** Start of Entries shown **

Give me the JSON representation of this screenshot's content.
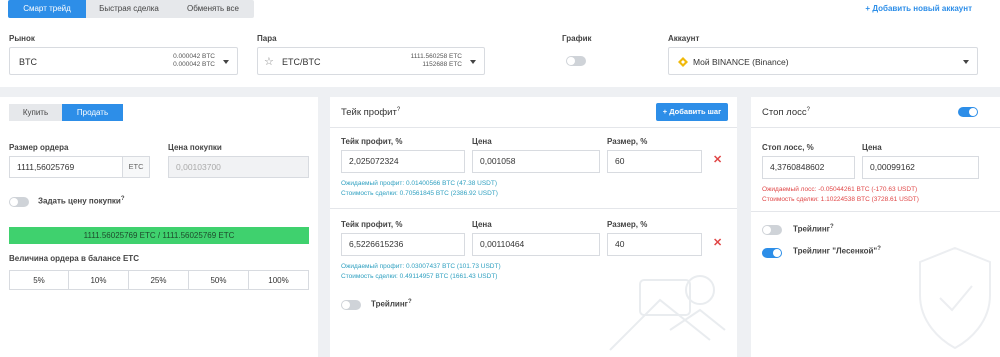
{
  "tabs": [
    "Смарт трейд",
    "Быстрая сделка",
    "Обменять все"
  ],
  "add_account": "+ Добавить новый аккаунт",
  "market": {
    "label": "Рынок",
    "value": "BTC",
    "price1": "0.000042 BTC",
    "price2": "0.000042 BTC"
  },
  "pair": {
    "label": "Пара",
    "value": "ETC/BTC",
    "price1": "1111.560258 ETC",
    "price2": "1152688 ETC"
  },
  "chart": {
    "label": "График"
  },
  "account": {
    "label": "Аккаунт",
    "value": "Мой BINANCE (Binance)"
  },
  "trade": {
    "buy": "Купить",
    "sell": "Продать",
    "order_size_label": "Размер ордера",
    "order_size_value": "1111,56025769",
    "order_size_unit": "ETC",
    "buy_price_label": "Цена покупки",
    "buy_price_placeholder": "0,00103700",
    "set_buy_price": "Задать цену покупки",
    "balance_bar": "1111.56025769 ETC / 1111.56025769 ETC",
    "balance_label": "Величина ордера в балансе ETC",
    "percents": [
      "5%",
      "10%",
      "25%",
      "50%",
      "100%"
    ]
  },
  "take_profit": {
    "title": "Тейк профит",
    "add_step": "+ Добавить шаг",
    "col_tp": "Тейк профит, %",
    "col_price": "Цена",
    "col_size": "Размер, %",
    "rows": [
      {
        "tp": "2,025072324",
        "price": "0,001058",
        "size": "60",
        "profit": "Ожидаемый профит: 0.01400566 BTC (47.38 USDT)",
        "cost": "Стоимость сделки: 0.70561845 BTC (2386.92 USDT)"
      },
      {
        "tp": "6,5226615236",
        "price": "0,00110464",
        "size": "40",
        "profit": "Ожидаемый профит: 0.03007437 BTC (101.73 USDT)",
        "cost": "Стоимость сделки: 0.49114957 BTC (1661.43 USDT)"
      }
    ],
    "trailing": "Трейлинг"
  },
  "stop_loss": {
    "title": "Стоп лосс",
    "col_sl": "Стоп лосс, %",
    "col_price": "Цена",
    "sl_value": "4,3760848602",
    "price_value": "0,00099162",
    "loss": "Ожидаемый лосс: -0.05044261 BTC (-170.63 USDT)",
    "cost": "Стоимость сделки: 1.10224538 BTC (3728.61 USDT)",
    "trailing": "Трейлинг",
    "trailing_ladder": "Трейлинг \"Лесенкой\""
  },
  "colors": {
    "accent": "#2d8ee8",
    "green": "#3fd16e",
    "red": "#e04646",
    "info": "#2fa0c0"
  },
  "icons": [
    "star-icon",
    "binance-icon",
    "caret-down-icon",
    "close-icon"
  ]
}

** End of Entries shown **
** Start of Entries shown **

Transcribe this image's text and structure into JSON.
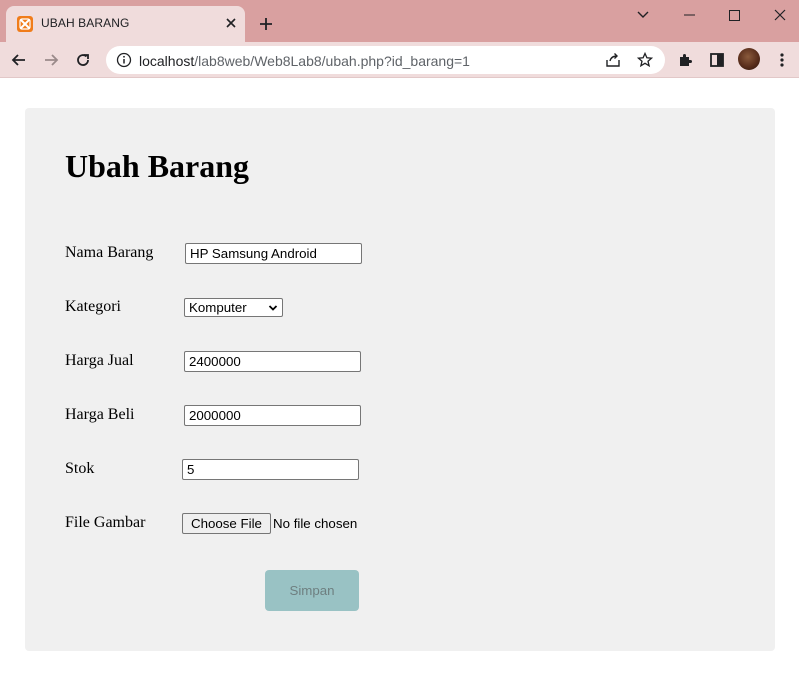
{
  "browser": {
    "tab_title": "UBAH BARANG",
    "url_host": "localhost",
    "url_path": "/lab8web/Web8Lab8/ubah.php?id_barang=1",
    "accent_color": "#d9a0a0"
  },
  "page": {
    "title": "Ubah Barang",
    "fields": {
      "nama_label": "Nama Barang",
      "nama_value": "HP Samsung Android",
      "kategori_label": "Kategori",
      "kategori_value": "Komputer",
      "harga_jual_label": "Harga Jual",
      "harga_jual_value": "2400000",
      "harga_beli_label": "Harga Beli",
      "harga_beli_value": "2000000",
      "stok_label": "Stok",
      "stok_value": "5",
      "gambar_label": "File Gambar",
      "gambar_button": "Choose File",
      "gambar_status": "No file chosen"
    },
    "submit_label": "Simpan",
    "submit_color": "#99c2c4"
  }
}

** End of Entries shown **

Instructions for the task: Gather each line in the entries above where the string "Размер" is found.

Written response:
    "order_size_label": "Размер ордера",
    "col_size": "Размер, %",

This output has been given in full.